:: Dataset entries ::

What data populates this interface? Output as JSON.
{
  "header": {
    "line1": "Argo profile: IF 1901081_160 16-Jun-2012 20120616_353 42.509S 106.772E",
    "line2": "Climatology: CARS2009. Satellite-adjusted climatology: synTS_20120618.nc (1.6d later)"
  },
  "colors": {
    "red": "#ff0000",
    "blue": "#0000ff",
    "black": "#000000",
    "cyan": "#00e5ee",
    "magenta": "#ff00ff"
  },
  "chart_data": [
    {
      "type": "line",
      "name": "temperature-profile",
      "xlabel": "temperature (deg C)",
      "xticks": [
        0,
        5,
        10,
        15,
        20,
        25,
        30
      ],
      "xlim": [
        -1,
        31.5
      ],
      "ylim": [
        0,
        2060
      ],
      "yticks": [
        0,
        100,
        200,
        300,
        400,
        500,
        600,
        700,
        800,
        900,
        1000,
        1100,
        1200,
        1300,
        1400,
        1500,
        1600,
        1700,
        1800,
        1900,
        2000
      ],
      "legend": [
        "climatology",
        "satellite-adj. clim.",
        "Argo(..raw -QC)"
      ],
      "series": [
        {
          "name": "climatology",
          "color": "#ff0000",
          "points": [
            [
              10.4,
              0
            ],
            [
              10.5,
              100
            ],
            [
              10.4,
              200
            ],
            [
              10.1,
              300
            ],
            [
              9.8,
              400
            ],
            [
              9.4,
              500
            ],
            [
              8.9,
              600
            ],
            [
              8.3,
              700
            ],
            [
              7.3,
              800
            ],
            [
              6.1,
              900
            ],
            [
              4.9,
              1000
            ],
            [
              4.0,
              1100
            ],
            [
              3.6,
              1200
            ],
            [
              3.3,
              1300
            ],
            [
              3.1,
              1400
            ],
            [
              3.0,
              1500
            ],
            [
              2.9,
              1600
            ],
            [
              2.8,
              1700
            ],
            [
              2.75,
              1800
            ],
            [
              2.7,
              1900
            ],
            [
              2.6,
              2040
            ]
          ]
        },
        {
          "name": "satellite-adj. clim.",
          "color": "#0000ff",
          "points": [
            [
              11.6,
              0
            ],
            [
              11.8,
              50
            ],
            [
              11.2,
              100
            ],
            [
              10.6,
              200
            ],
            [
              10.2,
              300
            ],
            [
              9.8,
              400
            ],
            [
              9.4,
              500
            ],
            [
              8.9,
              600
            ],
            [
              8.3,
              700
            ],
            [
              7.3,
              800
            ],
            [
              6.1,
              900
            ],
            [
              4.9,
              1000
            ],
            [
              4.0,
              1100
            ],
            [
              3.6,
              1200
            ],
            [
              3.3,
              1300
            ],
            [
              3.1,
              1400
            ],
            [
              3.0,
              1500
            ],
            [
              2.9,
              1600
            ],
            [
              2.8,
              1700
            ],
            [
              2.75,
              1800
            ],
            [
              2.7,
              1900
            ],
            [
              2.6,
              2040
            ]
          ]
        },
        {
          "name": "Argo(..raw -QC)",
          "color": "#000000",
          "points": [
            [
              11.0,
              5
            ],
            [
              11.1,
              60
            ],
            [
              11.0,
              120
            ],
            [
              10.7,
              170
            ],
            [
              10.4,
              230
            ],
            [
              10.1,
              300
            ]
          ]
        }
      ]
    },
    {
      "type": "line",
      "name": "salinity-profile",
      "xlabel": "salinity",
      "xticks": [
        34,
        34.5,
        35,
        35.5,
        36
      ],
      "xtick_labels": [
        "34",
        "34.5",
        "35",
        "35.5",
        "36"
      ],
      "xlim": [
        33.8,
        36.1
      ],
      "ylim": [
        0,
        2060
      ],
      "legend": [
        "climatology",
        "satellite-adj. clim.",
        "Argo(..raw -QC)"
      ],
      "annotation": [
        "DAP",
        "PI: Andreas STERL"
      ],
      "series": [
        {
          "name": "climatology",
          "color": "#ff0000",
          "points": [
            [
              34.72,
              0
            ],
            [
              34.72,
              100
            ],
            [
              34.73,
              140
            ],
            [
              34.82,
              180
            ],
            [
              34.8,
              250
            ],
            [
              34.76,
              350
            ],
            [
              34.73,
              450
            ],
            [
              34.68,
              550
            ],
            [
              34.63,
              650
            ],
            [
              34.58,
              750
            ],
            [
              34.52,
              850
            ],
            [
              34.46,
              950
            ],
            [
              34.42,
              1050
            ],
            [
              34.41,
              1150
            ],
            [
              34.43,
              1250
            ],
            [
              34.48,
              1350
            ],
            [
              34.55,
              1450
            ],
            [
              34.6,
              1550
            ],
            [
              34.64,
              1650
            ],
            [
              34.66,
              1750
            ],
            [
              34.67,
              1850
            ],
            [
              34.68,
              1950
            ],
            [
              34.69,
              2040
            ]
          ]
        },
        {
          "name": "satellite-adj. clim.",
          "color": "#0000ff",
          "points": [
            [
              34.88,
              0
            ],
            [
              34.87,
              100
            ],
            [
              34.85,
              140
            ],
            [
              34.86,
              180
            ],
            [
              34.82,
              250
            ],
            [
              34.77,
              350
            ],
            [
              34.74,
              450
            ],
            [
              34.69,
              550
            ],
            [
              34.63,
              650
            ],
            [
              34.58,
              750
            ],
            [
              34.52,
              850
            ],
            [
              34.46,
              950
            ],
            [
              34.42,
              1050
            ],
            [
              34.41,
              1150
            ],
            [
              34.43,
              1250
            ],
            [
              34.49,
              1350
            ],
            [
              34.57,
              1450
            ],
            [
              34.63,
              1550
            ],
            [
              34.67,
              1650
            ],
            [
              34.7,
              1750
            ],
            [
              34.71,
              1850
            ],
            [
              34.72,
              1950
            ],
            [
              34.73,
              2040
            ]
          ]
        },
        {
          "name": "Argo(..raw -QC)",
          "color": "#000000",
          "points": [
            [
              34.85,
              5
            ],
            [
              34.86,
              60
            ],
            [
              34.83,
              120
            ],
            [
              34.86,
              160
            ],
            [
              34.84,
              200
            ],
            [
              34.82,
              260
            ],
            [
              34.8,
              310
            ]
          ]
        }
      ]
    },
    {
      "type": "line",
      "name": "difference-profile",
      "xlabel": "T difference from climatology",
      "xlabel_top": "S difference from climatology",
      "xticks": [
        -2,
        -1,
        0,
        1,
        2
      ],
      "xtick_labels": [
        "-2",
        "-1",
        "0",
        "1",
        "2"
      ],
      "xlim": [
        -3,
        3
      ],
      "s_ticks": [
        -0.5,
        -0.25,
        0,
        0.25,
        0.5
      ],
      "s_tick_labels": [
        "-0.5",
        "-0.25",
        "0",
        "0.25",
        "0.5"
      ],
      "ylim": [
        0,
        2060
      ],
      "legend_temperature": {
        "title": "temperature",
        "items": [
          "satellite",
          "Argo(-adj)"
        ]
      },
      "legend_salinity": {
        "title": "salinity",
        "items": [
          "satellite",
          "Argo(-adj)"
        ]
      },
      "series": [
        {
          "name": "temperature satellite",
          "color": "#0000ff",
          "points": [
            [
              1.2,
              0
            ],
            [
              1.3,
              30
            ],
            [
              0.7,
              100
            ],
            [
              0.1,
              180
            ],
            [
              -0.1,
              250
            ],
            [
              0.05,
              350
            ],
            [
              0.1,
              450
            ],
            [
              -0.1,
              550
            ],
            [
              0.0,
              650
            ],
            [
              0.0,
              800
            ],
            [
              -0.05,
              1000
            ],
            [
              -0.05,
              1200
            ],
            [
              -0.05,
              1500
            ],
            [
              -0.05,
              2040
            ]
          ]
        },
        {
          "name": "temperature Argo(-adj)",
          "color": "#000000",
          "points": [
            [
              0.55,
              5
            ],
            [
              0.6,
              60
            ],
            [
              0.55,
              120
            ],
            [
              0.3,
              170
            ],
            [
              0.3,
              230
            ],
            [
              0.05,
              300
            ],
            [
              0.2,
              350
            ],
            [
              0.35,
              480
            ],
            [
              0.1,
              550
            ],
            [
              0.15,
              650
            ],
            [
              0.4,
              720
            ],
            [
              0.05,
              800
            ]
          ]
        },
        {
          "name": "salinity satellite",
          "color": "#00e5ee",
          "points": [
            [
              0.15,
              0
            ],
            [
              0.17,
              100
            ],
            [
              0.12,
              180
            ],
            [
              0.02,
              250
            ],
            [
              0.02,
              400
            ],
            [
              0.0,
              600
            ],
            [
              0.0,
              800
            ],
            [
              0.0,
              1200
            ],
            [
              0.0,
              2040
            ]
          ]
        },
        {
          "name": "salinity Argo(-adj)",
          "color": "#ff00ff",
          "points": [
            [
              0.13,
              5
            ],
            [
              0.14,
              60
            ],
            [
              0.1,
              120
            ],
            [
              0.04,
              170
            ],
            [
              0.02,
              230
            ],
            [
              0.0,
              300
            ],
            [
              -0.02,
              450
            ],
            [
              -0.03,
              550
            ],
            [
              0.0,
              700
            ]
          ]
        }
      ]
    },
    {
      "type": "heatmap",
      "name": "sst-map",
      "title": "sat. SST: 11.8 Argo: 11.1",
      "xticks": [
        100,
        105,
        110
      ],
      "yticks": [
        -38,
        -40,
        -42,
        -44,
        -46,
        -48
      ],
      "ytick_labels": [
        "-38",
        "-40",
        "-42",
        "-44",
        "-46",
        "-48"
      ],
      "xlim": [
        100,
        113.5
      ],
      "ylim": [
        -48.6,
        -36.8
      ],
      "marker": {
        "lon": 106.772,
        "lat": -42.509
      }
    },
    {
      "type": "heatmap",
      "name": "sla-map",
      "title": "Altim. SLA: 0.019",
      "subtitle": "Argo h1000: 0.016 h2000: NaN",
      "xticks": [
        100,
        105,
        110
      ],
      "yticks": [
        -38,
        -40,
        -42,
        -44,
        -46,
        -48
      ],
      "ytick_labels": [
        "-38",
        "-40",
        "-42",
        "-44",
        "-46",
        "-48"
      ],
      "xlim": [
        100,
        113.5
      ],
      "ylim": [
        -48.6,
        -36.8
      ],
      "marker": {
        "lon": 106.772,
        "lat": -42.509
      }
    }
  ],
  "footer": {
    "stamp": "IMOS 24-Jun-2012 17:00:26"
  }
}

:::

#### [Given problem]
Wherever "difference" shows up in a line, copy that line.

#### [Answer for the task]
      "name": "difference-profile",
      "xlabel": "T difference from climatology",
      "xlabel_top": "S difference from climatology",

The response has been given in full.